(Raw records)
◇ ◇ ◇ ◇ ◇
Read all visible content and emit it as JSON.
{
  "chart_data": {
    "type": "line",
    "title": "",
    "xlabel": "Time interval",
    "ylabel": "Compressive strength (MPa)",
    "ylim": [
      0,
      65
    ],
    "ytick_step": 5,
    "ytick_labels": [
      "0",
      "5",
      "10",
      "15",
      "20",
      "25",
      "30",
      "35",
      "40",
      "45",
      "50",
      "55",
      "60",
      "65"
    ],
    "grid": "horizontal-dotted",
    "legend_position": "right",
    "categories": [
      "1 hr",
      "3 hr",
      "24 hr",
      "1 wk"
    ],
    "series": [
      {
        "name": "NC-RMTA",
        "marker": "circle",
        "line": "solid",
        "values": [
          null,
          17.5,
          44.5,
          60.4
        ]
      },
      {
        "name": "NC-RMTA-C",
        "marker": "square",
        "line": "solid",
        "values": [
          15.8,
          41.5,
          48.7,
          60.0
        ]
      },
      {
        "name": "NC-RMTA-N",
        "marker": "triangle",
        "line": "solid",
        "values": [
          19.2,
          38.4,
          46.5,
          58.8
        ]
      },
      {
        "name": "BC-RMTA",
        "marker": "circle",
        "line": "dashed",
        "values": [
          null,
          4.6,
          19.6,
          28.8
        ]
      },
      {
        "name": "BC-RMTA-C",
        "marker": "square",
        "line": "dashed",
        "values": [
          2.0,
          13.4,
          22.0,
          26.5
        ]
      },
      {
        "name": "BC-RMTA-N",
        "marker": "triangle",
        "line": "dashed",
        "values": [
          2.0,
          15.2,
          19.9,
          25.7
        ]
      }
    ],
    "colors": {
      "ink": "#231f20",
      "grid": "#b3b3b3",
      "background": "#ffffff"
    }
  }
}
◇ ◇ ◇ ◇ ◇
To do: All of the entries must be written out exactly as they stand.

Full answer:
Read all visible content and emit it as JSON.
{
  "chart_data": {
    "type": "line",
    "title": "",
    "xlabel": "Time interval",
    "ylabel": "Compressive strength (MPa)",
    "ylim": [
      0,
      65
    ],
    "ytick_step": 5,
    "ytick_labels": [
      "0",
      "5",
      "10",
      "15",
      "20",
      "25",
      "30",
      "35",
      "40",
      "45",
      "50",
      "55",
      "60",
      "65"
    ],
    "grid": "horizontal-dotted",
    "legend_position": "right",
    "categories": [
      "1 hr",
      "3 hr",
      "24 hr",
      "1 wk"
    ],
    "series": [
      {
        "name": "NC-RMTA",
        "marker": "circle",
        "line": "solid",
        "values": [
          null,
          17.5,
          44.5,
          60.4
        ]
      },
      {
        "name": "NC-RMTA-C",
        "marker": "square",
        "line": "solid",
        "values": [
          15.8,
          41.5,
          48.7,
          60.0
        ]
      },
      {
        "name": "NC-RMTA-N",
        "marker": "triangle",
        "line": "solid",
        "values": [
          19.2,
          38.4,
          46.5,
          58.8
        ]
      },
      {
        "name": "BC-RMTA",
        "marker": "circle",
        "line": "dashed",
        "values": [
          null,
          4.6,
          19.6,
          28.8
        ]
      },
      {
        "name": "BC-RMTA-C",
        "marker": "square",
        "line": "dashed",
        "values": [
          2.0,
          13.4,
          22.0,
          26.5
        ]
      },
      {
        "name": "BC-RMTA-N",
        "marker": "triangle",
        "line": "dashed",
        "values": [
          2.0,
          15.2,
          19.9,
          25.7
        ]
      }
    ],
    "colors": {
      "ink": "#231f20",
      "grid": "#b3b3b3",
      "background": "#ffffff"
    }
  }
}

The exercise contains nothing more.